====== Entries shown ======

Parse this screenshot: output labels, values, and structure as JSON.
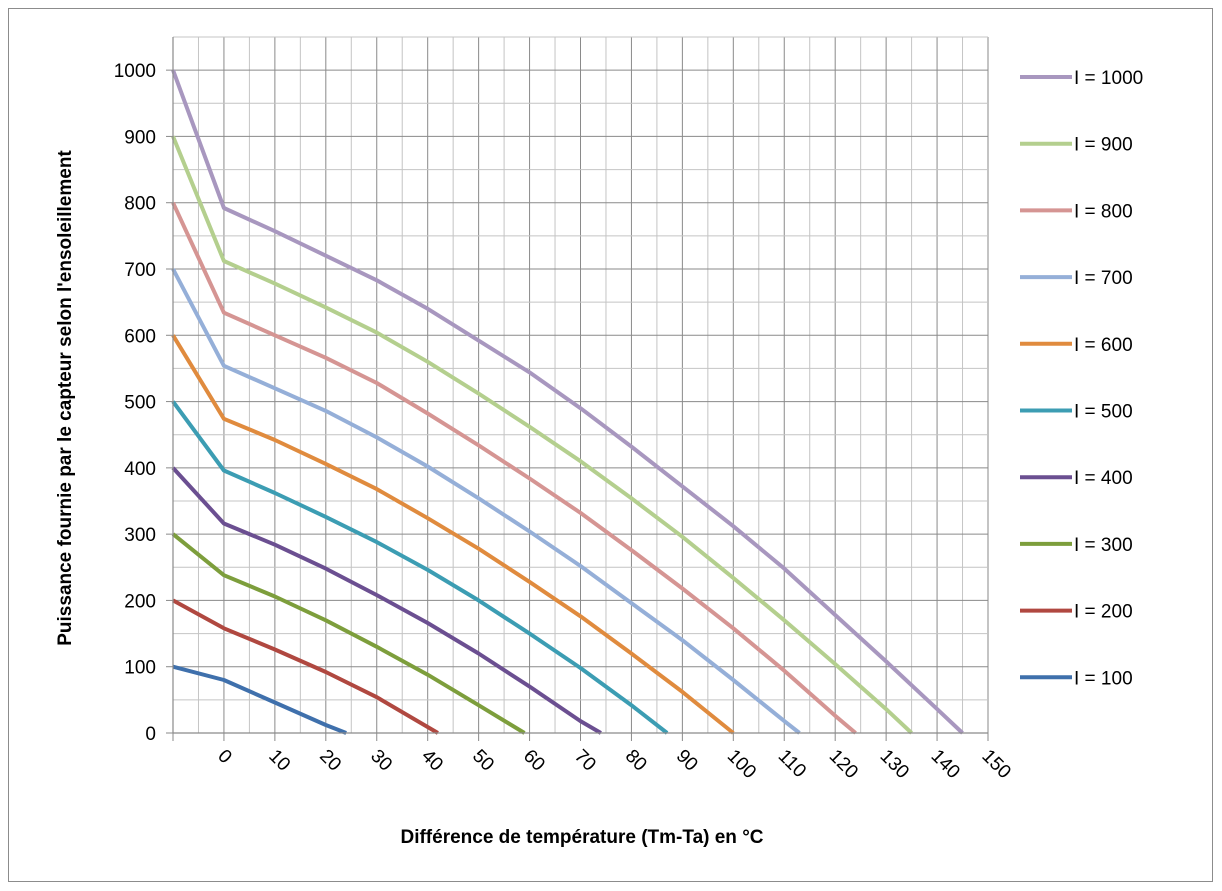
{
  "chart_data": {
    "type": "line",
    "title": "",
    "xlabel": "Différence de température (Tm-Ta) en °C",
    "ylabel": "Puissance fournie par le capteur selon l'ensoleillement",
    "x_ticks": [
      0,
      10,
      20,
      30,
      40,
      50,
      60,
      70,
      80,
      90,
      100,
      110,
      120,
      130,
      140,
      150
    ],
    "y_ticks": [
      0,
      100,
      200,
      300,
      400,
      500,
      600,
      700,
      800,
      900,
      1000
    ],
    "xlim": [
      -10,
      150
    ],
    "ylim": [
      0,
      1050
    ],
    "grid": true,
    "legend_position": "right",
    "series": [
      {
        "name": "I = 1000",
        "color": "#a897bf",
        "x": [
          -10,
          0,
          10,
          20,
          30,
          40,
          50,
          60,
          70,
          80,
          90,
          100,
          110,
          120,
          130,
          140,
          145
        ],
        "y": [
          1000,
          792,
          757,
          720,
          683,
          640,
          592,
          544,
          490,
          432,
          372,
          312,
          248,
          178,
          108,
          36,
          0
        ]
      },
      {
        "name": "I = 900",
        "color": "#b4cf8e",
        "x": [
          -10,
          0,
          10,
          20,
          30,
          40,
          50,
          60,
          70,
          80,
          90,
          100,
          110,
          120,
          130,
          135
        ],
        "y": [
          900,
          712,
          678,
          642,
          604,
          560,
          512,
          462,
          410,
          354,
          296,
          234,
          170,
          104,
          36,
          0
        ]
      },
      {
        "name": "I = 800",
        "color": "#d59593",
        "x": [
          -10,
          0,
          10,
          20,
          30,
          40,
          50,
          60,
          70,
          80,
          90,
          100,
          110,
          120,
          124
        ],
        "y": [
          800,
          634,
          600,
          566,
          528,
          482,
          434,
          384,
          332,
          276,
          218,
          158,
          94,
          26,
          0
        ]
      },
      {
        "name": "I = 700",
        "color": "#95afd8",
        "x": [
          -10,
          0,
          10,
          20,
          30,
          40,
          50,
          60,
          70,
          80,
          90,
          100,
          110,
          113
        ],
        "y": [
          700,
          554,
          520,
          486,
          446,
          402,
          354,
          304,
          252,
          196,
          140,
          80,
          18,
          0
        ]
      },
      {
        "name": "I = 600",
        "color": "#e08b3e",
        "x": [
          -10,
          0,
          10,
          20,
          30,
          40,
          50,
          60,
          70,
          80,
          90,
          100
        ],
        "y": [
          600,
          474,
          442,
          406,
          368,
          324,
          278,
          228,
          176,
          120,
          62,
          0
        ]
      },
      {
        "name": "I = 500",
        "color": "#3c9db3",
        "x": [
          -10,
          0,
          10,
          20,
          30,
          40,
          50,
          60,
          70,
          80,
          87
        ],
        "y": [
          500,
          396,
          362,
          326,
          288,
          246,
          200,
          150,
          98,
          42,
          0
        ]
      },
      {
        "name": "I = 400",
        "color": "#6b4f91",
        "x": [
          -10,
          0,
          10,
          20,
          30,
          40,
          50,
          60,
          70,
          74
        ],
        "y": [
          400,
          316,
          284,
          248,
          208,
          166,
          120,
          70,
          18,
          0
        ]
      },
      {
        "name": "I = 300",
        "color": "#7d9e3c",
        "x": [
          -10,
          0,
          10,
          20,
          30,
          40,
          50,
          59
        ],
        "y": [
          300,
          238,
          206,
          170,
          130,
          88,
          42,
          0
        ]
      },
      {
        "name": "I = 200",
        "color": "#b04840",
        "x": [
          -10,
          0,
          10,
          20,
          30,
          42
        ],
        "y": [
          200,
          158,
          126,
          92,
          54,
          0
        ]
      },
      {
        "name": "I = 100",
        "color": "#3f70ac",
        "x": [
          -10,
          0,
          10,
          20,
          24
        ],
        "y": [
          100,
          80,
          46,
          12,
          0
        ]
      }
    ]
  }
}
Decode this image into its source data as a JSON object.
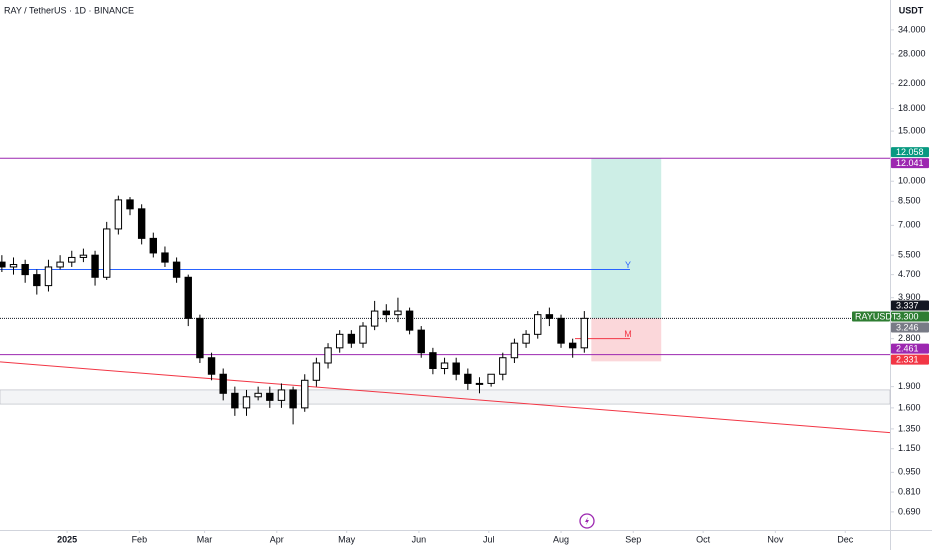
{
  "chart_data": {
    "type": "candlestick",
    "title": "RAY / TetherUS · 1D · BINANCE",
    "symbol": "RAYUSDT",
    "y_unit": "USDT",
    "log_scale": true,
    "candle_up_color": "#ffffff",
    "candle_down_color": "#000000",
    "x": [
      -28,
      -23,
      -18,
      -13,
      -8,
      -3,
      2,
      7,
      12,
      17,
      22,
      27,
      32,
      37,
      42,
      47,
      52,
      57,
      62,
      67,
      72,
      77,
      82,
      87,
      92,
      97,
      102,
      107,
      112,
      117,
      122,
      127,
      132,
      137,
      142,
      147,
      152,
      157,
      162,
      167,
      172,
      177,
      182,
      187,
      192,
      197,
      202,
      207,
      212,
      217,
      222
    ],
    "open": [
      5.2,
      5.0,
      5.1,
      4.7,
      4.3,
      5.0,
      5.2,
      5.4,
      5.5,
      4.6,
      6.8,
      8.6,
      8.0,
      6.3,
      5.6,
      5.2,
      4.6,
      3.3,
      2.4,
      2.1,
      1.8,
      1.6,
      1.75,
      1.8,
      1.7,
      1.85,
      1.6,
      2.0,
      2.3,
      2.6,
      2.9,
      2.7,
      3.1,
      3.5,
      3.4,
      3.5,
      3.0,
      2.5,
      2.2,
      2.3,
      2.1,
      1.95,
      1.95,
      2.1,
      2.4,
      2.7,
      2.9,
      3.4,
      3.3,
      2.7,
      2.6
    ],
    "high": [
      5.5,
      5.4,
      5.3,
      4.9,
      5.3,
      5.5,
      5.7,
      5.8,
      5.7,
      7.2,
      8.9,
      8.8,
      8.3,
      6.6,
      5.9,
      5.4,
      4.7,
      3.4,
      2.5,
      2.2,
      1.9,
      1.85,
      1.9,
      1.9,
      1.95,
      1.9,
      2.1,
      2.4,
      2.7,
      3.0,
      3.0,
      3.2,
      3.8,
      3.7,
      3.9,
      3.6,
      3.1,
      2.6,
      2.4,
      2.4,
      2.2,
      2.05,
      2.1,
      2.5,
      2.8,
      3.0,
      3.5,
      3.6,
      3.4,
      2.8,
      3.5
    ],
    "low": [
      4.8,
      4.7,
      4.4,
      4.0,
      4.1,
      4.9,
      5.0,
      5.2,
      4.3,
      4.5,
      6.5,
      7.6,
      6.0,
      5.4,
      5.0,
      4.4,
      3.1,
      2.3,
      2.0,
      1.7,
      1.5,
      1.5,
      1.7,
      1.6,
      1.6,
      1.4,
      1.55,
      1.9,
      2.2,
      2.5,
      2.6,
      2.6,
      3.0,
      3.2,
      3.2,
      2.9,
      2.4,
      2.1,
      2.1,
      2.0,
      1.85,
      1.8,
      1.9,
      2.0,
      2.3,
      2.6,
      2.8,
      3.1,
      2.6,
      2.4,
      2.5
    ],
    "close": [
      5.0,
      5.1,
      4.7,
      4.3,
      5.0,
      5.2,
      5.4,
      5.5,
      4.6,
      6.8,
      8.6,
      8.0,
      6.3,
      5.6,
      5.2,
      4.6,
      3.3,
      2.4,
      2.1,
      1.8,
      1.6,
      1.75,
      1.8,
      1.7,
      1.85,
      1.6,
      2.0,
      2.3,
      2.6,
      2.9,
      2.7,
      3.1,
      3.5,
      3.4,
      3.5,
      3.0,
      2.5,
      2.2,
      2.3,
      2.1,
      1.95,
      1.95,
      2.1,
      2.4,
      2.7,
      2.9,
      3.4,
      3.3,
      2.7,
      2.6,
      3.3
    ],
    "xlim": [
      -28.8,
      353.2
    ],
    "xticks": [
      {
        "value": 0,
        "label": "2025"
      },
      {
        "value": 31,
        "label": "Feb"
      },
      {
        "value": 59,
        "label": "Mar"
      },
      {
        "value": 90,
        "label": "Apr"
      },
      {
        "value": 120,
        "label": "May"
      },
      {
        "value": 151,
        "label": "Jun"
      },
      {
        "value": 181,
        "label": "Jul"
      },
      {
        "value": 212,
        "label": "Aug"
      },
      {
        "value": 243,
        "label": "Sep"
      },
      {
        "value": 273,
        "label": "Oct"
      },
      {
        "value": 304,
        "label": "Nov"
      },
      {
        "value": 334,
        "label": "Dec"
      }
    ],
    "ylim": [
      0.596,
      43.3
    ],
    "yticks": [
      {
        "value": 34,
        "label": "34.000"
      },
      {
        "value": 28,
        "label": "28.000"
      },
      {
        "value": 22,
        "label": "22.000"
      },
      {
        "value": 18,
        "label": "18.000"
      },
      {
        "value": 15,
        "label": "15.000"
      },
      {
        "value": 10,
        "label": "10.000"
      },
      {
        "value": 8.5,
        "label": "8.500"
      },
      {
        "value": 7,
        "label": "7.000"
      },
      {
        "value": 5.5,
        "label": "5.500"
      },
      {
        "value": 4.7,
        "label": "4.700"
      },
      {
        "value": 3.9,
        "label": "3.900"
      },
      {
        "value": 2.8,
        "label": "2.800"
      },
      {
        "value": 1.9,
        "label": "1.900"
      },
      {
        "value": 1.6,
        "label": "1.600"
      },
      {
        "value": 1.35,
        "label": "1.350"
      },
      {
        "value": 1.15,
        "label": "1.150"
      },
      {
        "value": 0.95,
        "label": "0.950"
      },
      {
        "value": 0.81,
        "label": "0.810"
      },
      {
        "value": 0.69,
        "label": "0.690"
      }
    ],
    "hlines": [
      {
        "value": 12.041,
        "color": "#9c27b0"
      },
      {
        "value": 2.461,
        "color": "#9c27b0"
      },
      {
        "value": 3.3,
        "color": "#131722",
        "dotted": true
      }
    ],
    "segments": [
      {
        "value": 4.9,
        "label": "Y",
        "color": "#2962ff",
        "x": [
          -28.8,
          241.6
        ]
      },
      {
        "value": 2.8,
        "label": "M",
        "color": "#f23645",
        "x": [
          218,
          241.6
        ]
      }
    ],
    "zone": {
      "low": 1.65,
      "high": 1.85,
      "color": "#e0e3eb"
    },
    "trendline": {
      "x": [
        -28.8,
        353.2
      ],
      "y": [
        2.32,
        1.31
      ],
      "color": "#f23645"
    },
    "position": {
      "x": [
        225,
        255
      ],
      "target": 12.058,
      "entry": 3.3,
      "stop": 2.331,
      "profit_color": "#cdeee6",
      "loss_color": "#fbd7da"
    },
    "price_labels": [
      {
        "value": 12.058,
        "label": "12.058",
        "color": "#089981"
      },
      {
        "value": 12.041,
        "label": "12.041",
        "color": "#9c27b0"
      },
      {
        "value": 3.337,
        "label": "3.337",
        "color": "#131722"
      },
      {
        "value": 3.3,
        "label": "3.300",
        "color": "#2e7d32",
        "symbol": true
      },
      {
        "value": 3.246,
        "label": "3.246",
        "color": "#787b86"
      },
      {
        "value": 2.461,
        "label": "2.461",
        "color": "#9c27b0"
      },
      {
        "value": 2.331,
        "label": "2.331",
        "color": "#f23645"
      }
    ]
  }
}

======

:: Problem description ::
Only lines holding the string "JSON" are wanted; gather each one from the entries above.

:: Written response ::
Parse this screenshot: output labels, values, and structure as JSON.
Decode this image into its source data as a JSON object.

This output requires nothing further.